- _DESCRIPTION OF THE TASK_: What follows is a block of records; reproduce all of it verbatim.
** start DATA EXTRACT **
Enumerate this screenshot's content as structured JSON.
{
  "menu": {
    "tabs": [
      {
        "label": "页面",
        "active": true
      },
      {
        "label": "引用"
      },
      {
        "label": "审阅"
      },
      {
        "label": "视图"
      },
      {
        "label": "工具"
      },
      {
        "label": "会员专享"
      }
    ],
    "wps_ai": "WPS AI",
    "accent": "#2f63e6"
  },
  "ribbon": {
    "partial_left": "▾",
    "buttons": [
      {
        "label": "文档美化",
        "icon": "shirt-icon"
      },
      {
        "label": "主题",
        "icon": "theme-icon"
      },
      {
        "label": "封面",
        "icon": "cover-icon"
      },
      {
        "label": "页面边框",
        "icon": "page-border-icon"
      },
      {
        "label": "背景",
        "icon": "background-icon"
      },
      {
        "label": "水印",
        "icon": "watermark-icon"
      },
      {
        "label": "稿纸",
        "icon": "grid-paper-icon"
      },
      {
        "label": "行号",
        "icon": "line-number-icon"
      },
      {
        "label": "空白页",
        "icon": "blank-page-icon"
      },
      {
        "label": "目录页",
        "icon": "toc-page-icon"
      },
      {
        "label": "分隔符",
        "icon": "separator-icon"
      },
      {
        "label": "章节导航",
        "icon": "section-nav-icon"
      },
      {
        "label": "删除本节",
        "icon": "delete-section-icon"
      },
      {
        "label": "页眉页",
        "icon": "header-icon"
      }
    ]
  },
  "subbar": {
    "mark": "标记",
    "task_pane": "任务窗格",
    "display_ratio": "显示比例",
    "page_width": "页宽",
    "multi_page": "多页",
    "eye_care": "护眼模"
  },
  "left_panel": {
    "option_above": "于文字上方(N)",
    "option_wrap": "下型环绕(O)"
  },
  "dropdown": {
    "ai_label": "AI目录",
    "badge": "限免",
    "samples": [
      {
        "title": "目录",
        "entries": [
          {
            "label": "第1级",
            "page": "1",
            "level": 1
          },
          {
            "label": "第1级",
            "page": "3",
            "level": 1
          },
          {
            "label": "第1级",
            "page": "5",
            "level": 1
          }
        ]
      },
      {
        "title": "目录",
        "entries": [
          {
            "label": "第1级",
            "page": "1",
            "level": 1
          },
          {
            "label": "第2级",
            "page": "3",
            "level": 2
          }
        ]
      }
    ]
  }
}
** end DATA EXTRACT **
- _WORKED SOLUTION_:
Enumerate this screenshot's content as structured JSON.
{
  "menu": {
    "tabs": [
      {
        "label": "页面",
        "active": true
      },
      {
        "label": "引用"
      },
      {
        "label": "审阅"
      },
      {
        "label": "视图"
      },
      {
        "label": "工具"
      },
      {
        "label": "会员专享"
      }
    ],
    "wps_ai": "WPS AI",
    "accent": "#2f63e6"
  },
  "ribbon": {
    "partial_left": "▾",
    "buttons": [
      {
        "label": "文档美化",
        "icon": "shirt-icon"
      },
      {
        "label": "主题",
        "icon": "theme-icon"
      },
      {
        "label": "封面",
        "icon": "cover-icon"
      },
      {
        "label": "页面边框",
        "icon": "page-border-icon"
      },
      {
        "label": "背景",
        "icon": "background-icon"
      },
      {
        "label": "水印",
        "icon": "watermark-icon"
      },
      {
        "label": "稿纸",
        "icon": "grid-paper-icon"
      },
      {
        "label": "行号",
        "icon": "line-number-icon"
      },
      {
        "label": "空白页",
        "icon": "blank-page-icon"
      },
      {
        "label": "目录页",
        "icon": "toc-page-icon"
      },
      {
        "label": "分隔符",
        "icon": "separator-icon"
      },
      {
        "label": "章节导航",
        "icon": "section-nav-icon"
      },
      {
        "label": "删除本节",
        "icon": "delete-section-icon"
      },
      {
        "label": "页眉页",
        "icon": "header-icon"
      }
    ]
  },
  "subbar": {
    "mark": "标记",
    "task_pane": "任务窗格",
    "display_ratio": "显示比例",
    "page_width": "页宽",
    "multi_page": "多页",
    "eye_care": "护眼模"
  },
  "left_panel": {
    "option_above": "于文字上方(N)",
    "option_wrap": "下型环绕(O)"
  },
  "dropdown": {
    "ai_label": "AI目录",
    "badge": "限免",
    "samples": [
      {
        "title": "目录",
        "entries": [
          {
            "label": "第1级",
            "page": "1",
            "level": 1
          },
          {
            "label": "第1级",
            "page": "3",
            "level": 1
          },
          {
            "label": "第1级",
            "page": "5",
            "level": 1
          }
        ]
      },
      {
        "title": "目录",
        "entries": [
          {
            "label": "第1级",
            "page": "1",
            "level": 1
          },
          {
            "label": "第2级",
            "page": "3",
            "level": 2
          }
        ]
      }
    ]
  }
}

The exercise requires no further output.